- Problem details -
Copy all the material that follows, keeping every character the same.

(Saved data entries)

===

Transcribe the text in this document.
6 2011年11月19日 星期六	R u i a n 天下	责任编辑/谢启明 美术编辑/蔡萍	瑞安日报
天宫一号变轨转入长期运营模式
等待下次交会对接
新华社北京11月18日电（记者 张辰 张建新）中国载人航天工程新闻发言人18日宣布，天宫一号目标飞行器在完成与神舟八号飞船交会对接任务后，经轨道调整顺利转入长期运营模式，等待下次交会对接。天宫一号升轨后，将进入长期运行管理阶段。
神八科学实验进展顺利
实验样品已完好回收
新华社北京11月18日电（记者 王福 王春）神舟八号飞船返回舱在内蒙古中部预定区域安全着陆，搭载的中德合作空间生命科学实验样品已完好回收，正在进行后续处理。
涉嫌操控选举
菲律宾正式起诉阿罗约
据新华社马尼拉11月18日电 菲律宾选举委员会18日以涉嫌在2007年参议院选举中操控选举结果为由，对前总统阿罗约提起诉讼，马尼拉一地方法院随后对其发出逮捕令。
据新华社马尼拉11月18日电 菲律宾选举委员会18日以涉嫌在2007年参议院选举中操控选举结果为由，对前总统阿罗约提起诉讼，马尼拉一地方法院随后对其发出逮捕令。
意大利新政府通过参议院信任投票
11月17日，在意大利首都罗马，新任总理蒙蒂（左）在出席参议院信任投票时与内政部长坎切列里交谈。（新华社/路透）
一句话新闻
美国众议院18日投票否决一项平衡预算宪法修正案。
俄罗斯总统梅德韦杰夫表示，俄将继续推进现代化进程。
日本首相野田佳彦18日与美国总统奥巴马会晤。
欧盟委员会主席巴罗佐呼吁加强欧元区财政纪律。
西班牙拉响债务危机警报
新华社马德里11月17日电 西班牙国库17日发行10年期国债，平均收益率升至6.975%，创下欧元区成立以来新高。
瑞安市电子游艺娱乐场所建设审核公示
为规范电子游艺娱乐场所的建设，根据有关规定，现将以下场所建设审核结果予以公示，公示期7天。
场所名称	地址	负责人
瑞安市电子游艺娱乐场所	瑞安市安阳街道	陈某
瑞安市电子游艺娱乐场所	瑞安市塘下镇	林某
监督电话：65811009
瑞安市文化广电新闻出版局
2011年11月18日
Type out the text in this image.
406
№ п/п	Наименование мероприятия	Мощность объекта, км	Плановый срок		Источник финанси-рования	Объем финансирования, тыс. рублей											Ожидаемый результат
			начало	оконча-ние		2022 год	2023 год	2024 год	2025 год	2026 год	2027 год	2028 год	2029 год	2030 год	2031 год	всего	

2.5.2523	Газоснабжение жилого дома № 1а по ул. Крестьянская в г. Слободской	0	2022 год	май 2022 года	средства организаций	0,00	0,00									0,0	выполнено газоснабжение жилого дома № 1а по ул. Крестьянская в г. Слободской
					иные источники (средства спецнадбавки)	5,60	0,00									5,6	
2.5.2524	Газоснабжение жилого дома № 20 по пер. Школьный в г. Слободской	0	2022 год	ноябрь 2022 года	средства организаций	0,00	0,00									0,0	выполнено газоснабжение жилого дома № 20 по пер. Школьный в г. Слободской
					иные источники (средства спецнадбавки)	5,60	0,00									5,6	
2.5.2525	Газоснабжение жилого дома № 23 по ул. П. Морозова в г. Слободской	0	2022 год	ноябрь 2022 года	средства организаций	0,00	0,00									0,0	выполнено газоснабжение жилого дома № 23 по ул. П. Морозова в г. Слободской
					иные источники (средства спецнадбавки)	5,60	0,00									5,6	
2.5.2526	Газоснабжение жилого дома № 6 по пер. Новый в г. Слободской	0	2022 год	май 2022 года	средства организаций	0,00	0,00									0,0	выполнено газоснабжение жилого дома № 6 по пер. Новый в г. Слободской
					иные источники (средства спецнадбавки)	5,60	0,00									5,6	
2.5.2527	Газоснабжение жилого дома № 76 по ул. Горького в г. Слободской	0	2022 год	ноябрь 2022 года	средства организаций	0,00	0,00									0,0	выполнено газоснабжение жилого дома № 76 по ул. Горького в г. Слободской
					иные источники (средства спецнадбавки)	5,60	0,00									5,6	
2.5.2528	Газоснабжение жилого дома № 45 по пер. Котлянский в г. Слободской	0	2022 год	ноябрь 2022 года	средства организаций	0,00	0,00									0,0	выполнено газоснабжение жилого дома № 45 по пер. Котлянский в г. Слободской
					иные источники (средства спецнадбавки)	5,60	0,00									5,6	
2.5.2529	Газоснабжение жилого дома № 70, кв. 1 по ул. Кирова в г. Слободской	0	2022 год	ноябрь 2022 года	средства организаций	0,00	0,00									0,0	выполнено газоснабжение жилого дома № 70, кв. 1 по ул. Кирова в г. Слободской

===

- Result -
Transcribe the text in this document.
6 2011年11月19日 星期六	R u i a n 天下	责任编辑/谢启明 美术编辑/蔡萍	瑞安日报
天宫一号变轨转入长期运营模式
等待下次交会对接
新华社北京11月18日电（记者 张辰 张建新）中国载人航天工程新闻发言人18日宣布，天宫一号目标飞行器在完成与神舟八号飞船交会对接任务后，经轨道调整顺利转入长期运营模式，等待下次交会对接。天宫一号升轨后，将进入长期运行管理阶段。
神八科学实验进展顺利
实验样品已完好回收
新华社北京11月18日电（记者 王福 王春）神舟八号飞船返回舱在内蒙古中部预定区域安全着陆，搭载的中德合作空间生命科学实验样品已完好回收，正在进行后续处理。
涉嫌操控选举
菲律宾正式起诉阿罗约
据新华社马尼拉11月18日电 菲律宾选举委员会18日以涉嫌在2007年参议院选举中操控选举结果为由，对前总统阿罗约提起诉讼，马尼拉一地方法院随后对其发出逮捕令。
据新华社马尼拉11月18日电 菲律宾选举委员会18日以涉嫌在2007年参议院选举中操控选举结果为由，对前总统阿罗约提起诉讼，马尼拉一地方法院随后对其发出逮捕令。
意大利新政府通过参议院信任投票
11月17日，在意大利首都罗马，新任总理蒙蒂（左）在出席参议院信任投票时与内政部长坎切列里交谈。（新华社/路透）
一句话新闻
美国众议院18日投票否决一项平衡预算宪法修正案。
俄罗斯总统梅德韦杰夫表示，俄将继续推进现代化进程。
日本首相野田佳彦18日与美国总统奥巴马会晤。
欧盟委员会主席巴罗佐呼吁加强欧元区财政纪律。
西班牙拉响债务危机警报
新华社马德里11月17日电 西班牙国库17日发行10年期国债，平均收益率升至6.975%，创下欧元区成立以来新高。
瑞安市电子游艺娱乐场所建设审核公示
为规范电子游艺娱乐场所的建设，根据有关规定，现将以下场所建设审核结果予以公示，公示期7天。
场所名称	地址	负责人
瑞安市电子游艺娱乐场所	瑞安市安阳街道	陈某
瑞安市电子游艺娱乐场所	瑞安市塘下镇	林某
监督电话：65811009
瑞安市文化广电新闻出版局
2011年11月18日
Type out the text in this image.
406
№ п/п	Наименование мероприятия	Мощность объекта, км	Плановый срок		Источник финанси-рования	Объем финансирования, тыс. рублей											Ожидаемый результат
			начало	оконча-ние		2022 год	2023 год	2024 год	2025 год	2026 год	2027 год	2028 год	2029 год	2030 год	2031 год	всего	

2.5.2523	Газоснабжение жилого дома № 1а по ул. Крестьянская в г. Слободской	0	2022 год	май 2022 года	средства организаций	0,00	0,00									0,0	выполнено газоснабжение жилого дома № 1а по ул. Крестьянская в г. Слободской
					иные источники (средства спецнадбавки)	5,60	0,00									5,6	
2.5.2524	Газоснабжение жилого дома № 20 по пер. Школьный в г. Слободской	0	2022 год	ноябрь 2022 года	средства организаций	0,00	0,00									0,0	выполнено газоснабжение жилого дома № 20 по пер. Школьный в г. Слободской
					иные источники (средства спецнадбавки)	5,60	0,00									5,6	
2.5.2525	Газоснабжение жилого дома № 23 по ул. П. Морозова в г. Слободской	0	2022 год	ноябрь 2022 года	средства организаций	0,00	0,00									0,0	выполнено газоснабжение жилого дома № 23 по ул. П. Морозова в г. Слободской
					иные источники (средства спецнадбавки)	5,60	0,00									5,6	
2.5.2526	Газоснабжение жилого дома № 6 по пер. Новый в г. Слободской	0	2022 год	май 2022 года	средства организаций	0,00	0,00									0,0	выполнено газоснабжение жилого дома № 6 по пер. Новый в г. Слободской
					иные источники (средства спецнадбавки)	5,60	0,00									5,6	
2.5.2527	Газоснабжение жилого дома № 76 по ул. Горького в г. Слободской	0	2022 год	ноябрь 2022 года	средства организаций	0,00	0,00									0,0	выполнено газоснабжение жилого дома № 76 по ул. Горького в г. Слободской
					иные источники (средства спецнадбавки)	5,60	0,00									5,6	
2.5.2528	Газоснабжение жилого дома № 45 по пер. Котлянский в г. Слободской	0	2022 год	ноябрь 2022 года	средства организаций	0,00	0,00									0,0	выполнено газоснабжение жилого дома № 45 по пер. Котлянский в г. Слободской
					иные источники (средства спецнадбавки)	5,60	0,00									5,6	
2.5.2529	Газоснабжение жилого дома № 70, кв. 1 по ул. Кирова в г. Слободской	0	2022 год	ноябрь 2022 года	средства организаций	0,00	0,00									0,0	выполнено газоснабжение жилого дома № 70, кв. 1 по ул. Кирова в г. Слободской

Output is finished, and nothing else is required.